* Short task
No images are to be carried over; print all other material exactly as it stands.

* Dataset listings of figures

╔══

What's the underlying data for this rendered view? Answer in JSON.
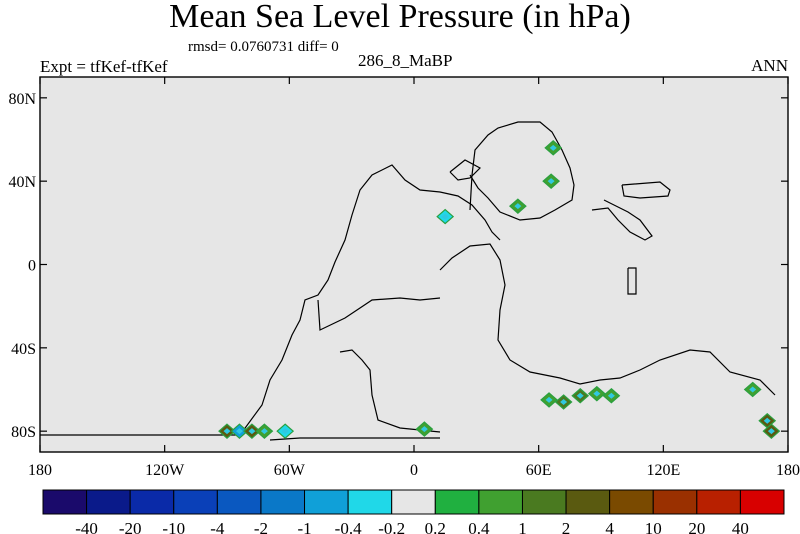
{
  "header": {
    "title": "Mean Sea Level Pressure (in hPa)",
    "stats": "rmsd= 0.0760731 diff= 0",
    "experiment": "Expt = tfKef-tfKef",
    "center_label": "286_8_MaBP",
    "season": "ANN"
  },
  "chart_data": {
    "type": "heatmap",
    "title": "Mean Sea Level Pressure (in hPa)",
    "xlabel": "",
    "ylabel": "",
    "xlim": [
      -180,
      180
    ],
    "ylim": [
      -90,
      90
    ],
    "x_ticks": [
      {
        "value": -180,
        "label": "180"
      },
      {
        "value": -120,
        "label": "120W"
      },
      {
        "value": -60,
        "label": "60W"
      },
      {
        "value": 0,
        "label": "0"
      },
      {
        "value": 60,
        "label": "60E"
      },
      {
        "value": 120,
        "label": "120E"
      },
      {
        "value": 180,
        "label": "180"
      }
    ],
    "y_ticks": [
      {
        "value": 80,
        "label": "80N"
      },
      {
        "value": 40,
        "label": "40N"
      },
      {
        "value": 0,
        "label": "0"
      },
      {
        "value": -40,
        "label": "40S"
      },
      {
        "value": -80,
        "label": "80S"
      }
    ],
    "background_color": "#e6e6e6",
    "colorbar": {
      "labels": [
        "-40",
        "-20",
        "-10",
        "-4",
        "-2",
        "-1",
        "-0.4",
        "-0.2",
        "0.2",
        "0.4",
        "1",
        "2",
        "4",
        "10",
        "20",
        "40"
      ],
      "colors": [
        "#1a0a6b",
        "#0a1a8a",
        "#0a2aa8",
        "#0a40b8",
        "#0a58c0",
        "#0a78c8",
        "#10a0d8",
        "#20d8e8",
        "#e6e6e6",
        "#20b040",
        "#40a030",
        "#4a7a20",
        "#5a5a10",
        "#7a4a00",
        "#9a3000",
        "#b82000",
        "#d80000"
      ]
    },
    "anomalies": [
      {
        "lon": -90,
        "lat": -80,
        "level": "2"
      },
      {
        "lon": -84,
        "lat": -80,
        "level": "-0.4"
      },
      {
        "lon": -78,
        "lat": -80,
        "level": "2"
      },
      {
        "lon": -72,
        "lat": -80,
        "level": "0.4"
      },
      {
        "lon": -62,
        "lat": -80,
        "level": "-0.2"
      },
      {
        "lon": 5,
        "lat": -79,
        "level": "0.4"
      },
      {
        "lon": 65,
        "lat": -65,
        "level": "0.4"
      },
      {
        "lon": 72,
        "lat": -66,
        "level": "1"
      },
      {
        "lon": 80,
        "lat": -63,
        "level": "1"
      },
      {
        "lon": 88,
        "lat": -62,
        "level": "0.4"
      },
      {
        "lon": 95,
        "lat": -63,
        "level": "0.4"
      },
      {
        "lon": 163,
        "lat": -60,
        "level": "0.4"
      },
      {
        "lon": 170,
        "lat": -75,
        "level": "2"
      },
      {
        "lon": 172,
        "lat": -80,
        "level": "2"
      },
      {
        "lon": 67,
        "lat": 56,
        "level": "0.4"
      },
      {
        "lon": 66,
        "lat": 40,
        "level": "0.4"
      },
      {
        "lon": 50,
        "lat": 28,
        "level": "0.4"
      },
      {
        "lon": 15,
        "lat": 23,
        "level": "-0.2"
      }
    ]
  }
}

╚══

* Worked answer
What's the underlying data for this rendered view? Answer in JSON.
{
  "header": {
    "title": "Mean Sea Level Pressure (in hPa)",
    "stats": "rmsd= 0.0760731 diff= 0",
    "experiment": "Expt = tfKef-tfKef",
    "center_label": "286_8_MaBP",
    "season": "ANN"
  },
  "chart_data": {
    "type": "heatmap",
    "title": "Mean Sea Level Pressure (in hPa)",
    "xlabel": "",
    "ylabel": "",
    "xlim": [
      -180,
      180
    ],
    "ylim": [
      -90,
      90
    ],
    "x_ticks": [
      {
        "value": -180,
        "label": "180"
      },
      {
        "value": -120,
        "label": "120W"
      },
      {
        "value": -60,
        "label": "60W"
      },
      {
        "value": 0,
        "label": "0"
      },
      {
        "value": 60,
        "label": "60E"
      },
      {
        "value": 120,
        "label": "120E"
      },
      {
        "value": 180,
        "label": "180"
      }
    ],
    "y_ticks": [
      {
        "value": 80,
        "label": "80N"
      },
      {
        "value": 40,
        "label": "40N"
      },
      {
        "value": 0,
        "label": "0"
      },
      {
        "value": -40,
        "label": "40S"
      },
      {
        "value": -80,
        "label": "80S"
      }
    ],
    "background_color": "#e6e6e6",
    "colorbar": {
      "labels": [
        "-40",
        "-20",
        "-10",
        "-4",
        "-2",
        "-1",
        "-0.4",
        "-0.2",
        "0.2",
        "0.4",
        "1",
        "2",
        "4",
        "10",
        "20",
        "40"
      ],
      "colors": [
        "#1a0a6b",
        "#0a1a8a",
        "#0a2aa8",
        "#0a40b8",
        "#0a58c0",
        "#0a78c8",
        "#10a0d8",
        "#20d8e8",
        "#e6e6e6",
        "#20b040",
        "#40a030",
        "#4a7a20",
        "#5a5a10",
        "#7a4a00",
        "#9a3000",
        "#b82000",
        "#d80000"
      ]
    },
    "anomalies": [
      {
        "lon": -90,
        "lat": -80,
        "level": "2"
      },
      {
        "lon": -84,
        "lat": -80,
        "level": "-0.4"
      },
      {
        "lon": -78,
        "lat": -80,
        "level": "2"
      },
      {
        "lon": -72,
        "lat": -80,
        "level": "0.4"
      },
      {
        "lon": -62,
        "lat": -80,
        "level": "-0.2"
      },
      {
        "lon": 5,
        "lat": -79,
        "level": "0.4"
      },
      {
        "lon": 65,
        "lat": -65,
        "level": "0.4"
      },
      {
        "lon": 72,
        "lat": -66,
        "level": "1"
      },
      {
        "lon": 80,
        "lat": -63,
        "level": "1"
      },
      {
        "lon": 88,
        "lat": -62,
        "level": "0.4"
      },
      {
        "lon": 95,
        "lat": -63,
        "level": "0.4"
      },
      {
        "lon": 163,
        "lat": -60,
        "level": "0.4"
      },
      {
        "lon": 170,
        "lat": -75,
        "level": "2"
      },
      {
        "lon": 172,
        "lat": -80,
        "level": "2"
      },
      {
        "lon": 67,
        "lat": 56,
        "level": "0.4"
      },
      {
        "lon": 66,
        "lat": 40,
        "level": "0.4"
      },
      {
        "lon": 50,
        "lat": 28,
        "level": "0.4"
      },
      {
        "lon": 15,
        "lat": 23,
        "level": "-0.2"
      }
    ]
  }
}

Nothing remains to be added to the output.